**Collection entries:**

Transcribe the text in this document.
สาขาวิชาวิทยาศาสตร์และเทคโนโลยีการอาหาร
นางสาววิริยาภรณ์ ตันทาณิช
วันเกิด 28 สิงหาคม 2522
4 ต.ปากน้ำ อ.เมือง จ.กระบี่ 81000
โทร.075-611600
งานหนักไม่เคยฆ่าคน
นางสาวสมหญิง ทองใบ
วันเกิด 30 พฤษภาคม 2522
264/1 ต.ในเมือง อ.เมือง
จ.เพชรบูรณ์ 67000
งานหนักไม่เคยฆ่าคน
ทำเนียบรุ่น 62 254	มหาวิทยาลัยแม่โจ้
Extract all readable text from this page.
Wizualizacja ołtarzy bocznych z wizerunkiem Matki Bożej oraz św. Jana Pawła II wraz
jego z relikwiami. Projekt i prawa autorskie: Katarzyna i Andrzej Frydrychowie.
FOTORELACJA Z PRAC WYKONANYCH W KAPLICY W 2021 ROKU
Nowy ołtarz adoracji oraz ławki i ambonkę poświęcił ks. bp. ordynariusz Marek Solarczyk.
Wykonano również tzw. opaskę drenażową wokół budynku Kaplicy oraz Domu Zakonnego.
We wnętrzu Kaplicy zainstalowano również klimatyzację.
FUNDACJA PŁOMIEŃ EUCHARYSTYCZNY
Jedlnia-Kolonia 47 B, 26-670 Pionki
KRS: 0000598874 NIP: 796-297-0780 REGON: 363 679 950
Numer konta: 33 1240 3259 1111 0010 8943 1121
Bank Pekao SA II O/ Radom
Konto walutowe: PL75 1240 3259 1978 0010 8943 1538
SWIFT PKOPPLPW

**JOB:** How many of the lines in the listing above hold the word "oraz"? Report only that figure.

**PROBLEM SOLUTION:** 3